--- begin ---

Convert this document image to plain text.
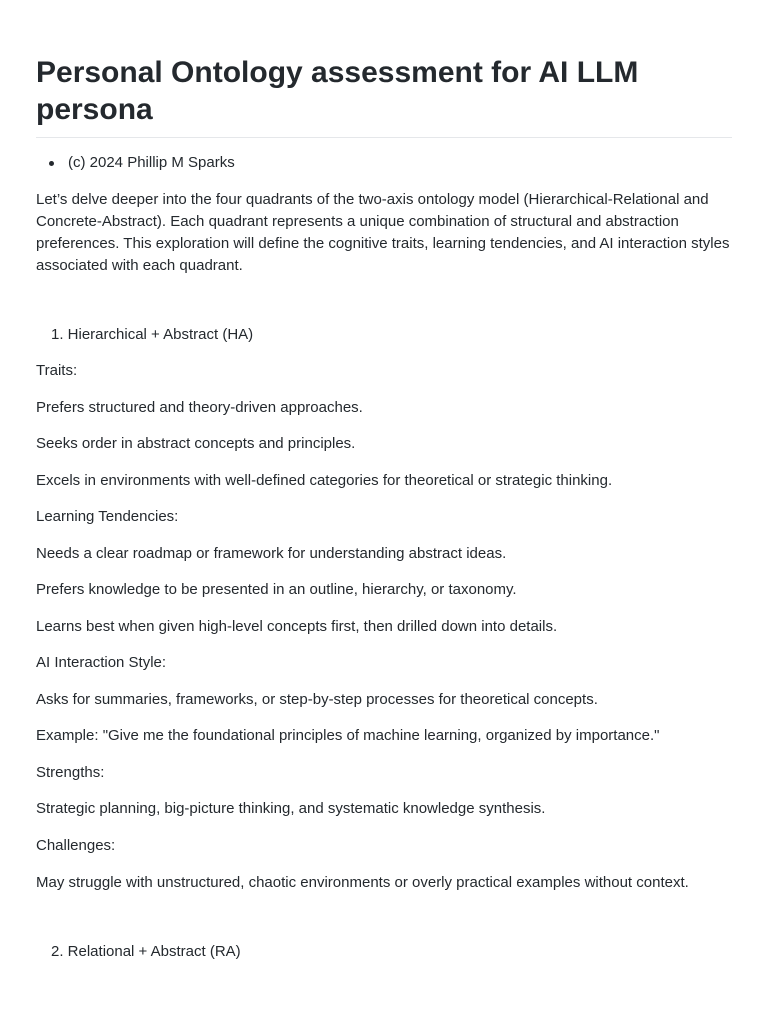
Personal Ontology assessment for AI LLM persona
(c) 2024 Phillip M Sparks

Let’s delve deeper into the four quadrants of the two-axis ontology model (Hierarchical-Relational and Concrete-Abstract). Each quadrant represents a unique combination of structural and abstraction preferences. This exploration will define the cognitive traits, learning tendencies, and AI interaction styles associated with each quadrant.

1. Hierarchical + Abstract (HA)

Traits:

Prefers structured and theory-driven approaches.

Seeks order in abstract concepts and principles.

Excels in environments with well-defined categories for theoretical or strategic thinking.

Learning Tendencies:

Needs a clear roadmap or framework for understanding abstract ideas.

Prefers knowledge to be presented in an outline, hierarchy, or taxonomy.

Learns best when given high-level concepts first, then drilled down into details.

AI Interaction Style:

Asks for summaries, frameworks, or step-by-step processes for theoretical concepts.

Example: "Give me the foundational principles of machine learning, organized by importance."

Strengths:

Strategic planning, big-picture thinking, and systematic knowledge synthesis.

Challenges:

May struggle with unstructured, chaotic environments or overly practical examples without context.

2. Relational + Abstract (RA)
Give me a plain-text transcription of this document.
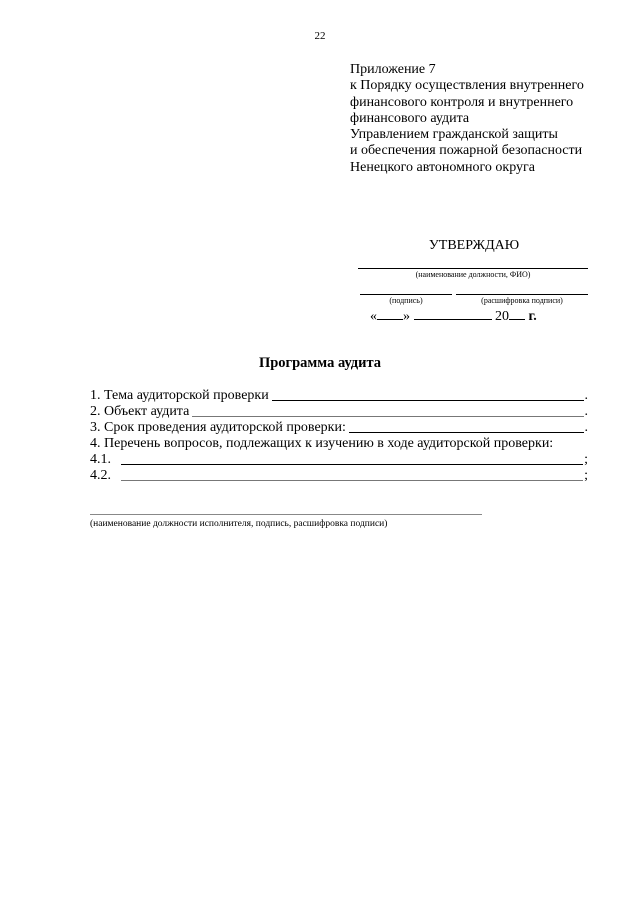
22
Приложение 7
к Порядку осуществления внутреннего
финансового контроля и внутреннего
финансового аудита
Управлением гражданской защиты
и обеспечения пожарной безопасности
Ненецкого автономного округа
УТВЕРЖДАЮ
(наименование должности, ФИО)
(подпись)	(расшифровка подписи)
« »	20 г.
Программа аудита
1. Тема аудиторской проверки	.
2. Объект аудита	.
3. Срок проведения аудиторской проверки:	.
4. Перечень вопросов, подлежащих к изучению в ходе аудиторской проверки:
4.1.	;
4.2.	;
(наименование должности исполнителя, подпись, расшифровка подписи)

--- end ---

TASK TO CARRY OUT:
Nothing in the entries should change as you copy them, except that the pictures are left out.

ANSWER FOR THIS EXERCISE:
Convert this document image to plain text.
Personal Ontology assessment for AI LLM persona
(c) 2024 Phillip M Sparks

Let’s delve deeper into the four quadrants of the two-axis ontology model (Hierarchical-Relational and Concrete-Abstract). Each quadrant represents a unique combination of structural and abstraction preferences. This exploration will define the cognitive traits, learning tendencies, and AI interaction styles associated with each quadrant.

1. Hierarchical + Abstract (HA)

Traits:

Prefers structured and theory-driven approaches.

Seeks order in abstract concepts and principles.

Excels in environments with well-defined categories for theoretical or strategic thinking.

Learning Tendencies:

Needs a clear roadmap or framework for understanding abstract ideas.

Prefers knowledge to be presented in an outline, hierarchy, or taxonomy.

Learns best when given high-level concepts first, then drilled down into details.

AI Interaction Style:

Asks for summaries, frameworks, or step-by-step processes for theoretical concepts.

Example: "Give me the foundational principles of machine learning, organized by importance."

Strengths:

Strategic planning, big-picture thinking, and systematic knowledge synthesis.

Challenges:

May struggle with unstructured, chaotic environments or overly practical examples without context.

2. Relational + Abstract (RA)
Give me a plain-text transcription of this document.
22
Приложение 7
к Порядку осуществления внутреннего
финансового контроля и внутреннего
финансового аудита
Управлением гражданской защиты
и обеспечения пожарной безопасности
Ненецкого автономного округа
УТВЕРЖДАЮ
(наименование должности, ФИО)
(подпись)	(расшифровка подписи)
« »	20 г.
Программа аудита
1. Тема аудиторской проверки	.
2. Объект аудита	.
3. Срок проведения аудиторской проверки:	.
4. Перечень вопросов, подлежащих к изучению в ходе аудиторской проверки:
4.1.	;
4.2.	;
(наименование должности исполнителя, подпись, расшифровка подписи)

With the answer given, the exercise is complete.